Task to carry out. Pull each line holding the word "upper" from the data.
---*---
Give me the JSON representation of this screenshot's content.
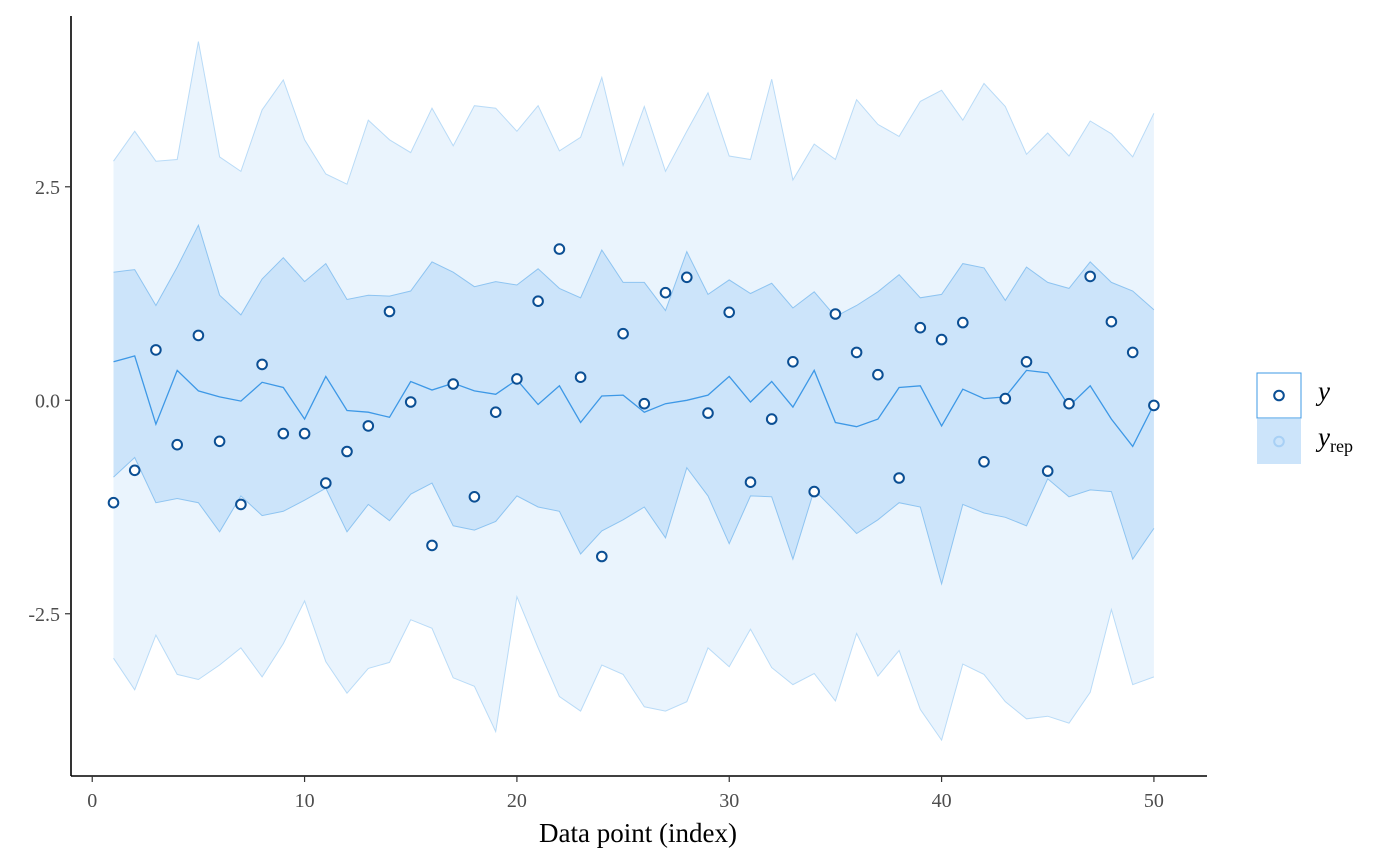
{
  "chart_data": {
    "type": "line",
    "title": "",
    "xlabel": "Data point (index)",
    "ylabel": "",
    "xlim": [
      -1,
      52.5
    ],
    "ylim": [
      -4.4,
      4.5
    ],
    "xticks": [
      0,
      10,
      20,
      30,
      40,
      50
    ],
    "xtick_labels": [
      "0",
      "10",
      "20",
      "30",
      "40",
      "50"
    ],
    "yticks": [
      2.5,
      0,
      -2.5
    ],
    "ytick_labels": [
      "2.5",
      "0.0",
      "-2.5"
    ],
    "grid": false,
    "legend_position": "right",
    "legend": {
      "y_label": "y",
      "yrep_label": "y",
      "yrep_subscript": "rep"
    },
    "colors": {
      "outer_band": "#eaf4fd",
      "outer_band_edge": "#b9dbf7",
      "inner_band": "#cce4fa",
      "inner_band_edge": "#8ec4f1",
      "median_line": "#3d98e6",
      "point_stroke": "#0b4f94",
      "legend_point": "#a8d0f5"
    },
    "x": [
      1,
      2,
      3,
      4,
      5,
      6,
      7,
      8,
      9,
      10,
      11,
      12,
      13,
      14,
      15,
      16,
      17,
      18,
      19,
      20,
      21,
      22,
      23,
      24,
      25,
      26,
      27,
      28,
      29,
      30,
      31,
      32,
      33,
      34,
      35,
      36,
      37,
      38,
      39,
      40,
      41,
      42,
      43,
      44,
      45,
      46,
      47,
      48,
      49,
      50
    ],
    "series": [
      {
        "name": "y",
        "values": [
          -1.2,
          -0.82,
          0.59,
          -0.52,
          0.76,
          -0.48,
          -1.22,
          0.42,
          -0.39,
          -0.39,
          -0.97,
          -0.6,
          -0.3,
          1.04,
          -0.02,
          -1.7,
          0.19,
          -1.13,
          -0.14,
          0.25,
          1.16,
          1.77,
          0.27,
          -1.83,
          0.78,
          -0.04,
          1.26,
          1.44,
          -0.15,
          1.03,
          -0.96,
          -0.22,
          0.45,
          -1.07,
          1.01,
          0.56,
          0.3,
          -0.91,
          0.85,
          0.71,
          0.91,
          -0.72,
          0.02,
          0.45,
          -0.83,
          -0.04,
          1.45,
          0.92,
          0.56,
          -0.06
        ]
      },
      {
        "name": "y_rep median",
        "values": [
          0.45,
          0.52,
          -0.28,
          0.35,
          0.11,
          0.04,
          -0.01,
          0.21,
          0.15,
          -0.22,
          0.28,
          -0.12,
          -0.14,
          -0.2,
          0.22,
          0.12,
          0.2,
          0.11,
          0.07,
          0.24,
          -0.05,
          0.17,
          -0.26,
          0.05,
          0.06,
          -0.14,
          -0.04,
          0.0,
          0.06,
          0.28,
          -0.02,
          0.22,
          -0.08,
          0.35,
          -0.26,
          -0.31,
          -0.22,
          0.15,
          0.17,
          -0.3,
          0.13,
          0.02,
          0.04,
          0.35,
          0.32,
          -0.07,
          0.17,
          -0.22,
          -0.54,
          -0.05
        ]
      },
      {
        "name": "y_rep 50% lower",
        "values": [
          -0.9,
          -0.67,
          -1.2,
          -1.15,
          -1.2,
          -1.54,
          -1.12,
          -1.35,
          -1.3,
          -1.17,
          -1.03,
          -1.54,
          -1.22,
          -1.41,
          -1.1,
          -0.97,
          -1.47,
          -1.52,
          -1.42,
          -1.12,
          -1.25,
          -1.3,
          -1.8,
          -1.53,
          -1.4,
          -1.25,
          -1.61,
          -0.79,
          -1.12,
          -1.68,
          -1.12,
          -1.13,
          -1.86,
          -1.05,
          -1.3,
          -1.56,
          -1.4,
          -1.2,
          -1.25,
          -2.15,
          -1.22,
          -1.32,
          -1.37,
          -1.47,
          -0.92,
          -1.13,
          -1.05,
          -1.07,
          -1.86,
          -1.5
        ]
      },
      {
        "name": "y_rep 50% upper",
        "values": [
          1.5,
          1.53,
          1.11,
          1.56,
          2.05,
          1.23,
          1.0,
          1.42,
          1.67,
          1.39,
          1.6,
          1.18,
          1.23,
          1.22,
          1.28,
          1.62,
          1.5,
          1.33,
          1.39,
          1.35,
          1.54,
          1.31,
          1.2,
          1.76,
          1.38,
          1.38,
          1.05,
          1.74,
          1.24,
          1.41,
          1.25,
          1.37,
          1.08,
          1.27,
          0.98,
          1.11,
          1.27,
          1.47,
          1.2,
          1.24,
          1.6,
          1.55,
          1.17,
          1.56,
          1.38,
          1.31,
          1.62,
          1.38,
          1.28,
          1.06
        ]
      },
      {
        "name": "y_rep 90% lower",
        "values": [
          -3.02,
          -3.39,
          -2.75,
          -3.21,
          -3.27,
          -3.1,
          -2.9,
          -3.24,
          -2.85,
          -2.35,
          -3.06,
          -3.43,
          -3.14,
          -3.07,
          -2.57,
          -2.67,
          -3.25,
          -3.35,
          -3.88,
          -2.3,
          -2.9,
          -3.47,
          -3.64,
          -3.1,
          -3.21,
          -3.59,
          -3.64,
          -3.53,
          -2.9,
          -3.12,
          -2.68,
          -3.13,
          -3.33,
          -3.2,
          -3.52,
          -2.73,
          -3.23,
          -2.93,
          -3.62,
          -3.98,
          -3.09,
          -3.21,
          -3.53,
          -3.73,
          -3.7,
          -3.78,
          -3.42,
          -2.45,
          -3.33,
          -3.24
        ]
      },
      {
        "name": "y_rep 90% upper",
        "values": [
          2.8,
          3.15,
          2.8,
          2.82,
          4.2,
          2.85,
          2.68,
          3.4,
          3.75,
          3.05,
          2.65,
          2.53,
          3.28,
          3.05,
          2.9,
          3.42,
          2.98,
          3.45,
          3.42,
          3.15,
          3.45,
          2.92,
          3.08,
          3.78,
          2.75,
          3.44,
          2.68,
          3.15,
          3.6,
          2.86,
          2.82,
          3.76,
          2.58,
          3.0,
          2.82,
          3.52,
          3.23,
          3.09,
          3.5,
          3.63,
          3.28,
          3.71,
          3.44,
          2.88,
          3.13,
          2.86,
          3.27,
          3.12,
          2.85,
          3.36
        ]
      }
    ]
  }
}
---*---
The reply.
        "name": "y_rep 50% upper",
        "name": "y_rep 90% upper",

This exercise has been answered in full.